Task description: Print the entries that appear below, exactly as written and without their pictures.

[Dataset rows]
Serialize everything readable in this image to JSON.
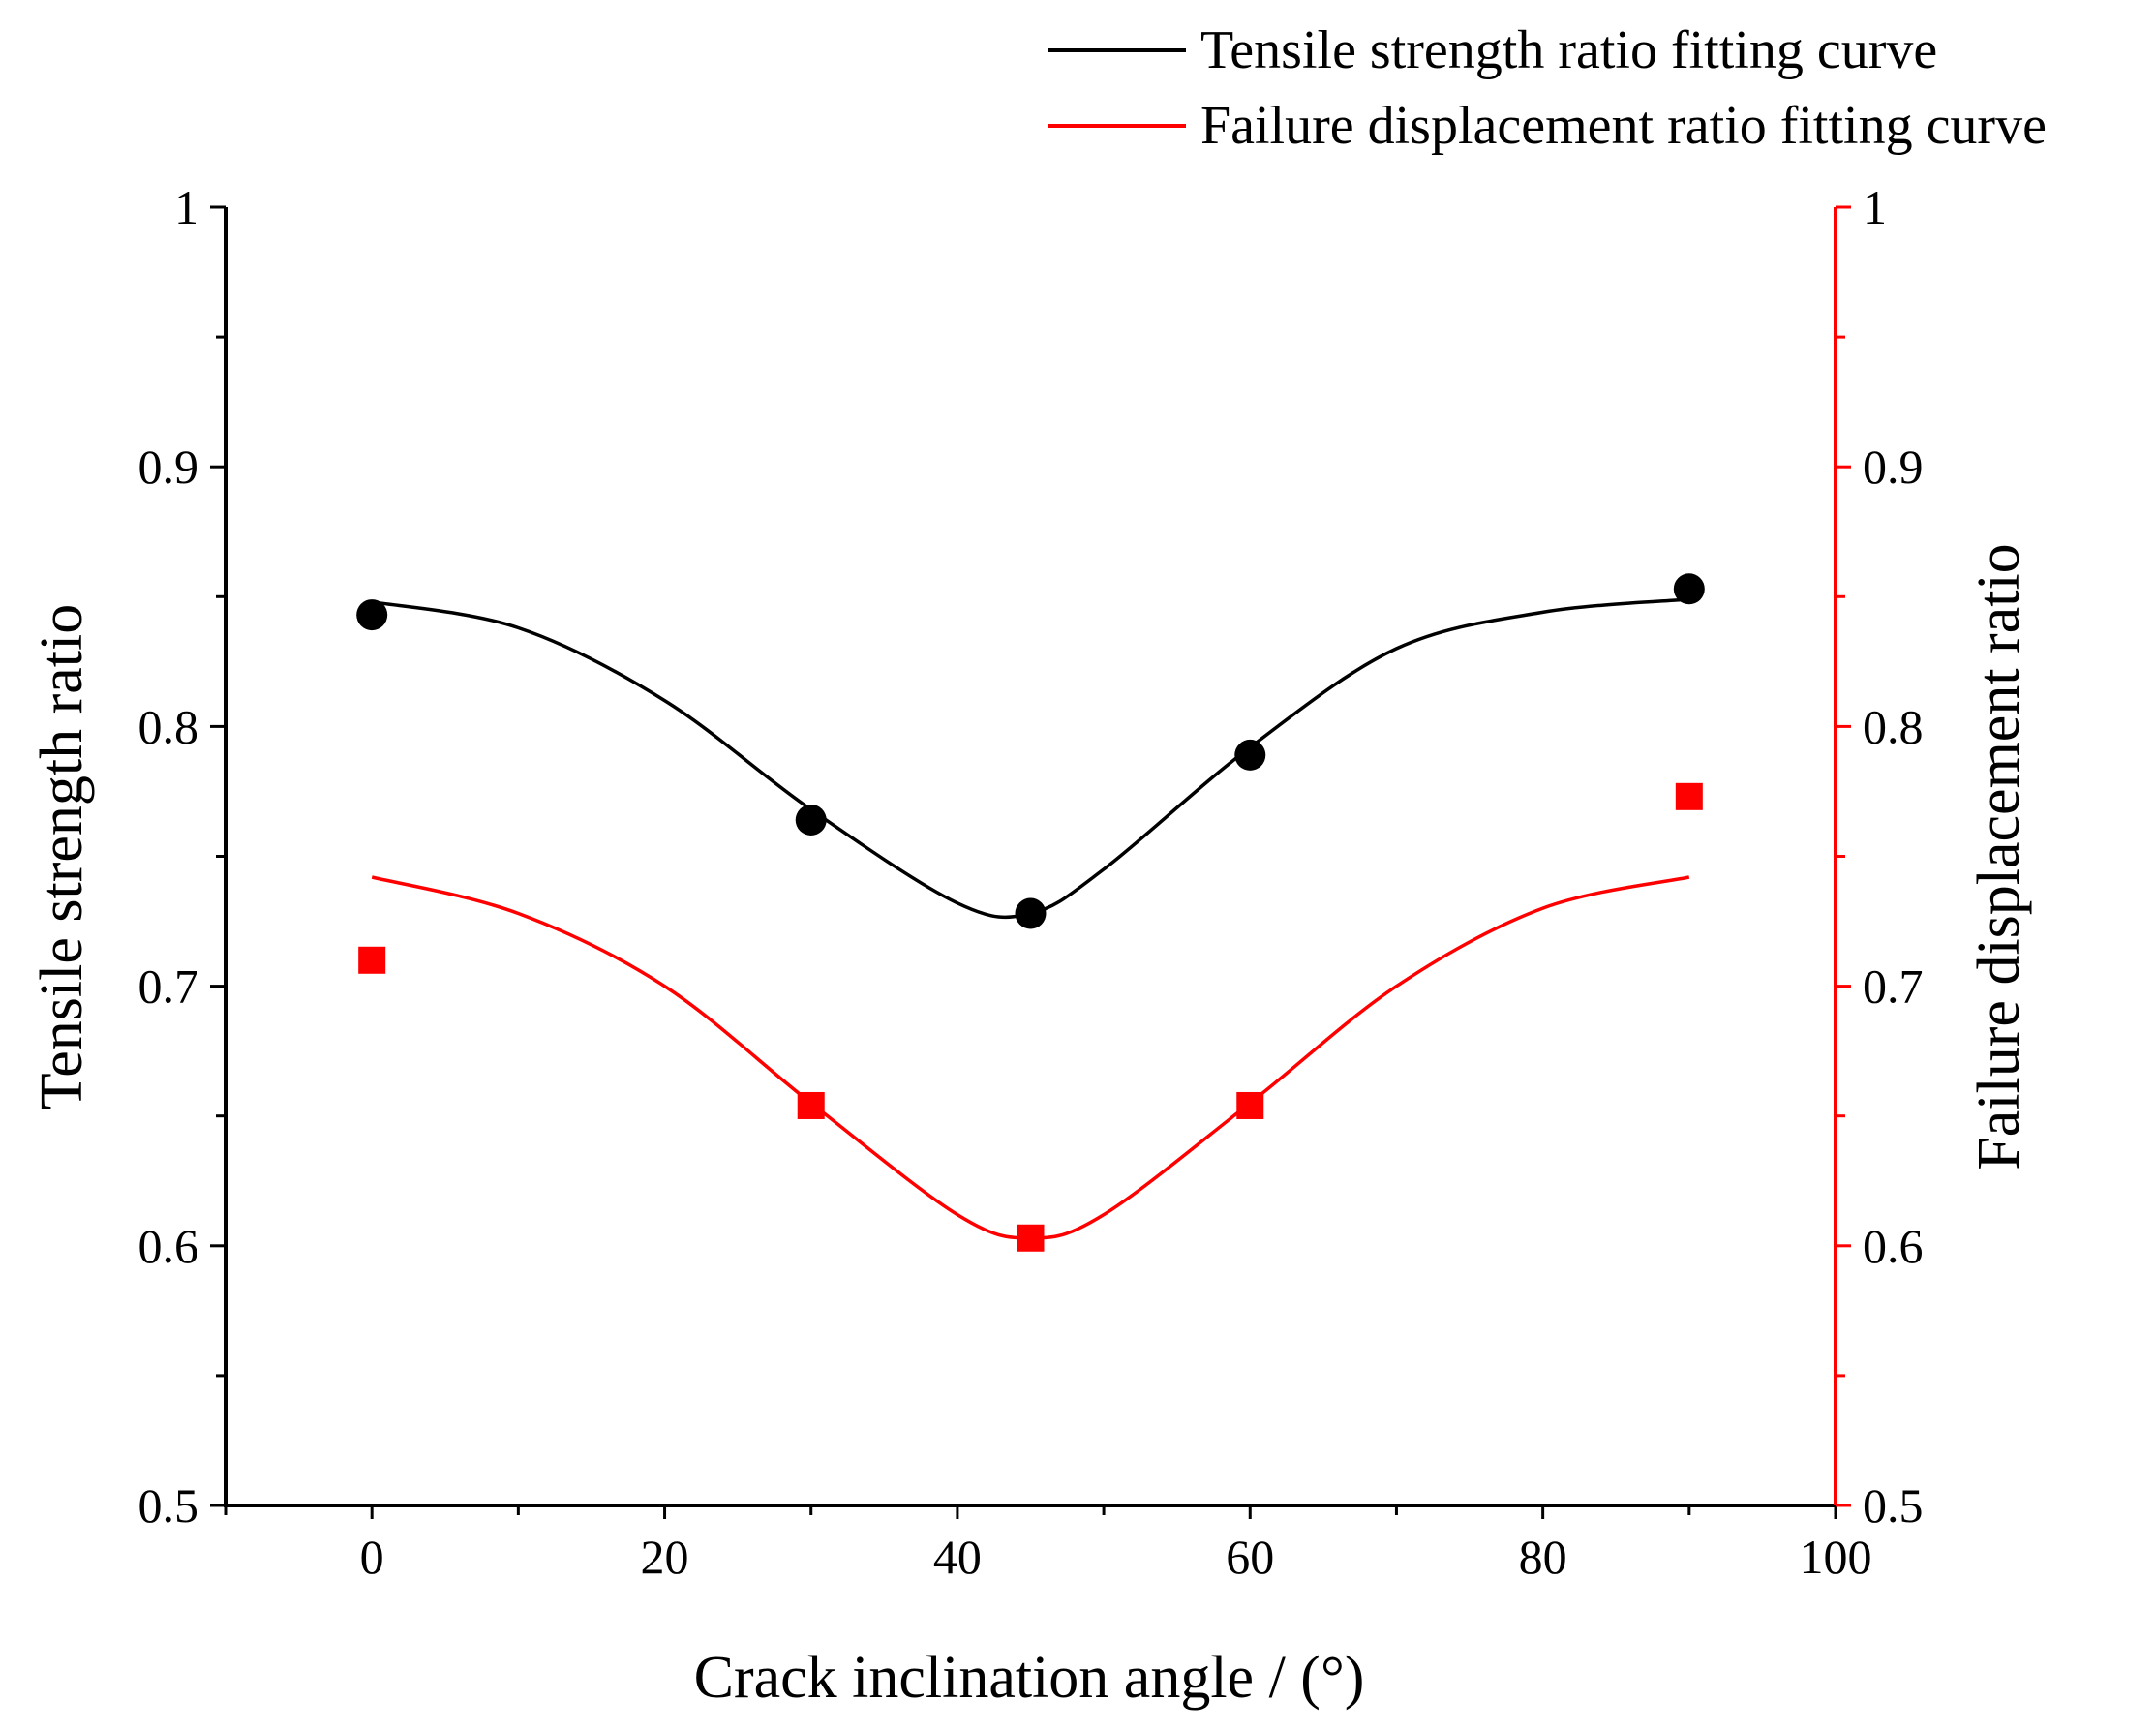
{
  "chart_data": {
    "type": "scatter",
    "xlabel": "Crack inclination angle / (°)",
    "ylabel": "Tensile strength ratio",
    "y2label": "Failure displacement ratio",
    "xlim": [
      -10,
      100
    ],
    "ylim": [
      0.5,
      1.0
    ],
    "y2lim": [
      0.5,
      1.0
    ],
    "x_ticks": [
      0,
      20,
      40,
      60,
      80,
      100
    ],
    "y_ticks": [
      0.5,
      0.6,
      0.7,
      0.8,
      0.9,
      1.0
    ],
    "y2_ticks": [
      0.5,
      0.6,
      0.7,
      0.8,
      0.9,
      1.0
    ],
    "legend_position": "top-right",
    "series": [
      {
        "name": "Tensile strength ratio",
        "axis": "left",
        "color": "#000000",
        "marker": "circle",
        "x": [
          0,
          30,
          45,
          60,
          90
        ],
        "y": [
          0.843,
          0.764,
          0.728,
          0.789,
          0.853
        ]
      },
      {
        "name": "Failure displacement ratio",
        "axis": "right",
        "color": "#ff0000",
        "marker": "square",
        "x": [
          0,
          30,
          45,
          60,
          90
        ],
        "y": [
          0.71,
          0.654,
          0.603,
          0.654,
          0.773
        ]
      }
    ],
    "fits": [
      {
        "name": "Tensile strength ratio fitting curve",
        "axis": "left",
        "color": "#000000",
        "x": [
          0,
          10,
          20,
          30,
          40,
          45,
          50,
          60,
          70,
          80,
          90
        ],
        "y": [
          0.848,
          0.838,
          0.81,
          0.768,
          0.732,
          0.728,
          0.745,
          0.792,
          0.83,
          0.844,
          0.849
        ]
      },
      {
        "name": "Failure displacement ratio fitting curve",
        "axis": "right",
        "color": "#ff0000",
        "x": [
          0,
          10,
          20,
          30,
          40,
          45,
          50,
          60,
          70,
          80,
          90
        ],
        "y": [
          0.742,
          0.728,
          0.7,
          0.655,
          0.612,
          0.603,
          0.612,
          0.655,
          0.7,
          0.73,
          0.742
        ]
      }
    ]
  }
}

Output below:
Serialize everything readable in this image to JSON.
{
  "chart_data": {
    "type": "scatter",
    "xlabel": "Crack inclination angle / (°)",
    "ylabel": "Tensile strength ratio",
    "y2label": "Failure displacement ratio",
    "xlim": [
      -10,
      100
    ],
    "ylim": [
      0.5,
      1.0
    ],
    "y2lim": [
      0.5,
      1.0
    ],
    "x_ticks": [
      0,
      20,
      40,
      60,
      80,
      100
    ],
    "y_ticks": [
      0.5,
      0.6,
      0.7,
      0.8,
      0.9,
      1.0
    ],
    "y2_ticks": [
      0.5,
      0.6,
      0.7,
      0.8,
      0.9,
      1.0
    ],
    "legend_position": "top-right",
    "series": [
      {
        "name": "Tensile strength ratio",
        "axis": "left",
        "color": "#000000",
        "marker": "circle",
        "x": [
          0,
          30,
          45,
          60,
          90
        ],
        "y": [
          0.843,
          0.764,
          0.728,
          0.789,
          0.853
        ]
      },
      {
        "name": "Failure displacement ratio",
        "axis": "right",
        "color": "#ff0000",
        "marker": "square",
        "x": [
          0,
          30,
          45,
          60,
          90
        ],
        "y": [
          0.71,
          0.654,
          0.603,
          0.654,
          0.773
        ]
      }
    ],
    "fits": [
      {
        "name": "Tensile strength ratio fitting curve",
        "axis": "left",
        "color": "#000000",
        "x": [
          0,
          10,
          20,
          30,
          40,
          45,
          50,
          60,
          70,
          80,
          90
        ],
        "y": [
          0.848,
          0.838,
          0.81,
          0.768,
          0.732,
          0.728,
          0.745,
          0.792,
          0.83,
          0.844,
          0.849
        ]
      },
      {
        "name": "Failure displacement ratio fitting curve",
        "axis": "right",
        "color": "#ff0000",
        "x": [
          0,
          10,
          20,
          30,
          40,
          45,
          50,
          60,
          70,
          80,
          90
        ],
        "y": [
          0.742,
          0.728,
          0.7,
          0.655,
          0.612,
          0.603,
          0.612,
          0.655,
          0.7,
          0.73,
          0.742
        ]
      }
    ]
  }
}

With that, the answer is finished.